§ **Task statement**
Starting at the line that holds "Parse this screenshot: output", restate every line word for word up to and including the last one in the listing below, and omit all pictures.

═════ Records to process

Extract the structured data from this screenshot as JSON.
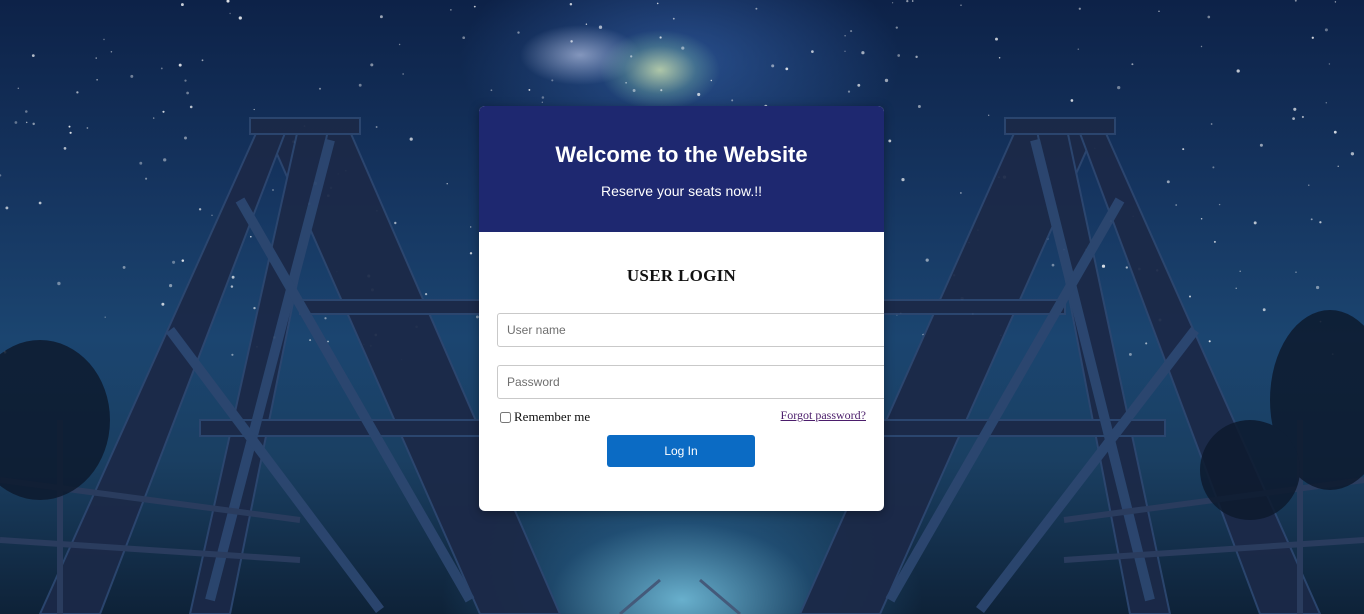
{
  "header": {
    "title": "Welcome to the Website",
    "subtitle": "Reserve your seats now.!!"
  },
  "login": {
    "heading": "USER LOGIN",
    "username_placeholder": "User name",
    "username_value": "",
    "password_placeholder": "Password",
    "password_value": "",
    "remember_label": "Remember me",
    "remember_checked": false,
    "forgot_label": "Forgot password?",
    "submit_label": "Log In"
  },
  "colors": {
    "header_bg": "#1e2870",
    "button_bg": "#0b6bc4",
    "link": "#4b1d6b"
  }
}
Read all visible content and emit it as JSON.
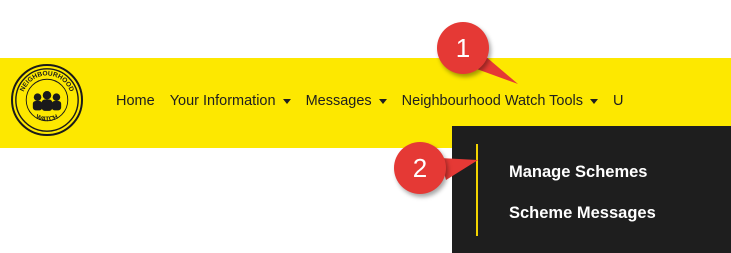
{
  "navbar": {
    "bg_color": "#fde800",
    "logo": {
      "text_top": "NEIGHBOURHOOD",
      "text_bottom": "WATCH",
      "icon": "neighbourhood-watch-logo"
    },
    "items": [
      {
        "label": "Home",
        "has_dropdown": false
      },
      {
        "label": "Your Information",
        "has_dropdown": true
      },
      {
        "label": "Messages",
        "has_dropdown": true
      },
      {
        "label": "Neighbourhood Watch Tools",
        "has_dropdown": true
      },
      {
        "label": "U",
        "has_dropdown": false
      }
    ]
  },
  "dropdown": {
    "bg_color": "#1e1e1e",
    "accent_color": "#f3d400",
    "items": [
      {
        "label": "Manage Schemes"
      },
      {
        "label": "Scheme Messages"
      }
    ]
  },
  "callouts": [
    {
      "label": "1",
      "color": "#e53935"
    },
    {
      "label": "2",
      "color": "#e53935"
    }
  ]
}
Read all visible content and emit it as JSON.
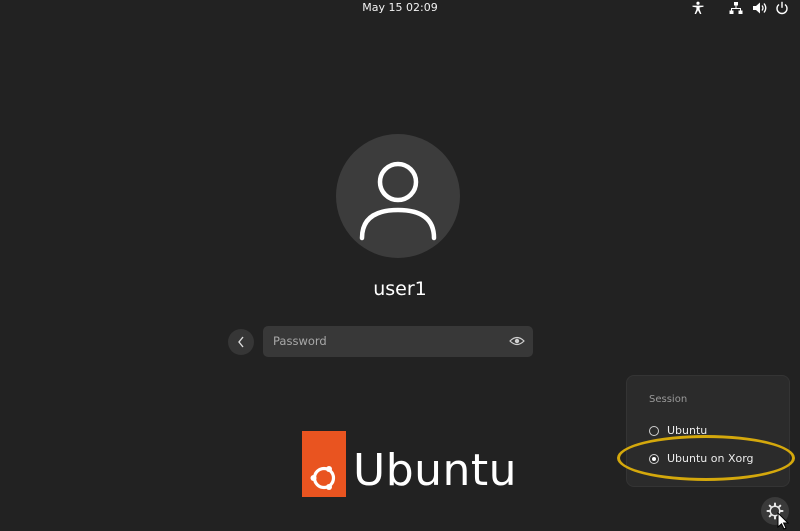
{
  "top_bar": {
    "clock": "May 15  02:09",
    "tray_icons": [
      "accessibility-icon",
      "network-icon",
      "volume-icon",
      "power-icon"
    ]
  },
  "login": {
    "avatar_icon": "user-avatar-icon",
    "username": "user1",
    "password_placeholder": "Password",
    "back_icon": "chevron-left-icon",
    "reveal_icon": "eye-icon"
  },
  "branding": {
    "logo_text": "Ubuntu",
    "logo_color": "#e95420"
  },
  "session_menu": {
    "title": "Session",
    "options": [
      {
        "label": "Ubuntu",
        "selected": false
      },
      {
        "label": "Ubuntu on Xorg",
        "selected": true
      }
    ],
    "annotation_color": "#d4a80c"
  },
  "settings_icon": "gear-icon"
}
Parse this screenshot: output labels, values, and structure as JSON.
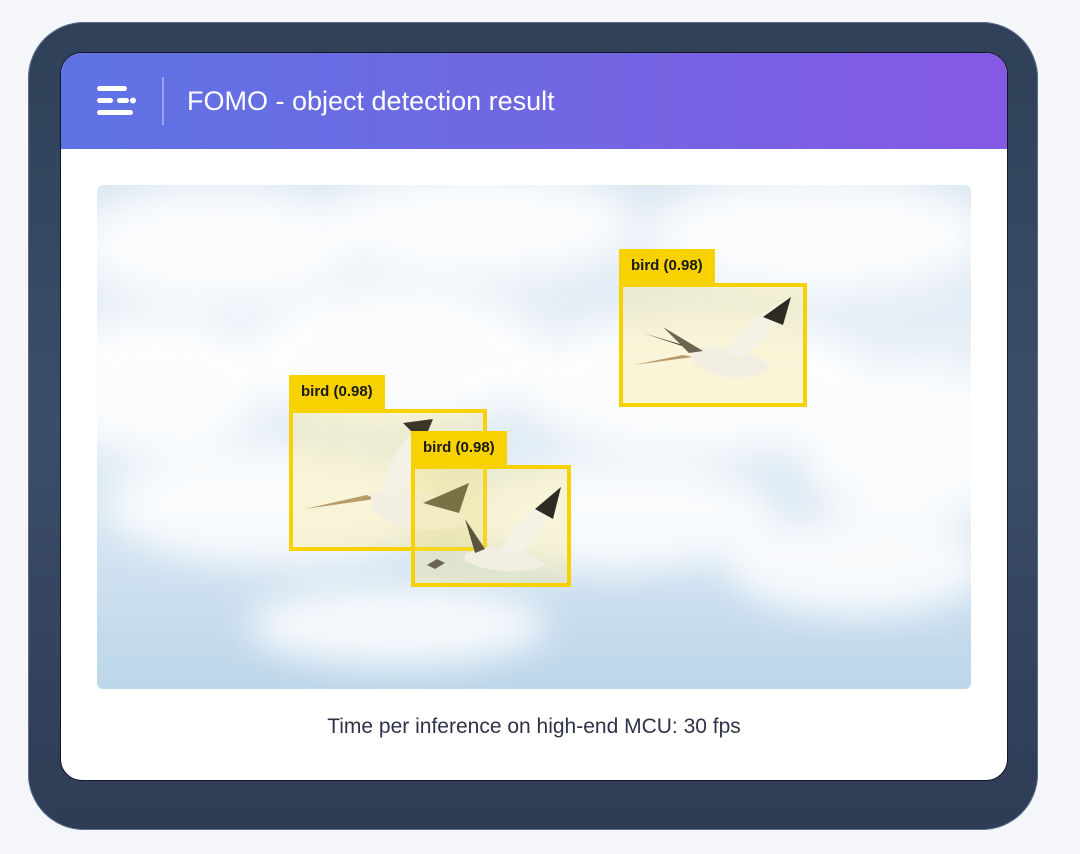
{
  "header": {
    "title": "FOMO - object detection result",
    "menu_icon": "menu-lines-icon",
    "gradient": [
      "#5f73e4",
      "#8659e4"
    ]
  },
  "detections": [
    {
      "label": "bird (0.98)"
    },
    {
      "label": "bird (0.98)"
    },
    {
      "label": "bird (0.98)"
    }
  ],
  "caption": "Time per inference on high-end MCU: 30 fps",
  "colors": {
    "bbox": "#f7d200",
    "caption_text": "#2f3248"
  }
}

══════════

§ **Final result**
Parse this screenshot: output labels, values, and structure as JSON.
{
  "header": {
    "title": "FOMO - object detection result",
    "menu_icon": "menu-lines-icon",
    "gradient": [
      "#5f73e4",
      "#8659e4"
    ]
  },
  "detections": [
    {
      "label": "bird (0.98)"
    },
    {
      "label": "bird (0.98)"
    },
    {
      "label": "bird (0.98)"
    }
  ],
  "caption": "Time per inference on high-end MCU: 30 fps",
  "colors": {
    "bbox": "#f7d200",
    "caption_text": "#2f3248"
  }
}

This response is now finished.